(begin)

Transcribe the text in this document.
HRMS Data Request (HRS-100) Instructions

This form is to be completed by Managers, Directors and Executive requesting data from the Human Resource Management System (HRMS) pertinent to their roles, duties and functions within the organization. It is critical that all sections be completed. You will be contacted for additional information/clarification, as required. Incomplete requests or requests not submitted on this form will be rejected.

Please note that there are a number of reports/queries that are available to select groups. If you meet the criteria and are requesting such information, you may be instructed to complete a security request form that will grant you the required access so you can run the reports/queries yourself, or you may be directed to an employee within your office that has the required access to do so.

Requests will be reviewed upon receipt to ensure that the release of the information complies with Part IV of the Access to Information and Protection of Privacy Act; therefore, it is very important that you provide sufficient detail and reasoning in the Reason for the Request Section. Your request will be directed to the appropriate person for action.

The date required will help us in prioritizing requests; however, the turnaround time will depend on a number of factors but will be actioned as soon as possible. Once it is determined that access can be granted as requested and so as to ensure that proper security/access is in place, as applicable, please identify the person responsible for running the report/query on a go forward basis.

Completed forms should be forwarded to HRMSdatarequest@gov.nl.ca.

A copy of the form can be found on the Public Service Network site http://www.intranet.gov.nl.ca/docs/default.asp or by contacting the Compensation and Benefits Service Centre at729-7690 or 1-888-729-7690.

(end)

→ DO THIS: Output the full listing without altering anything.

→ EXPECTED ANSWER:
Transcribe the text in this document.
HRMS Data Request (HRS-100) Instructions

This form is to be completed by Managers, Directors and Executive requesting data from the Human Resource Management System (HRMS) pertinent to their roles, duties and functions within the organization. It is critical that all sections be completed. You will be contacted for additional information/clarification, as required. Incomplete requests or requests not submitted on this form will be rejected.

Please note that there are a number of reports/queries that are available to select groups. If you meet the criteria and are requesting such information, you may be instructed to complete a security request form that will grant you the required access so you can run the reports/queries yourself, or you may be directed to an employee within your office that has the required access to do so.

Requests will be reviewed upon receipt to ensure that the release of the information complies with Part IV of the Access to Information and Protection of Privacy Act; therefore, it is very important that you provide sufficient detail and reasoning in the Reason for the Request Section. Your request will be directed to the appropriate person for action.

The date required will help us in prioritizing requests; however, the turnaround time will depend on a number of factors but will be actioned as soon as possible. Once it is determined that access can be granted as requested and so as to ensure that proper security/access is in place, as applicable, please identify the person responsible for running the report/query on a go forward basis.

Completed forms should be forwarded to HRMSdatarequest@gov.nl.ca.

A copy of the form can be found on the Public Service Network site http://www.intranet.gov.nl.ca/docs/default.asp or by contacting the Compensation and Benefits Service Centre at729-7690 or 1-888-729-7690.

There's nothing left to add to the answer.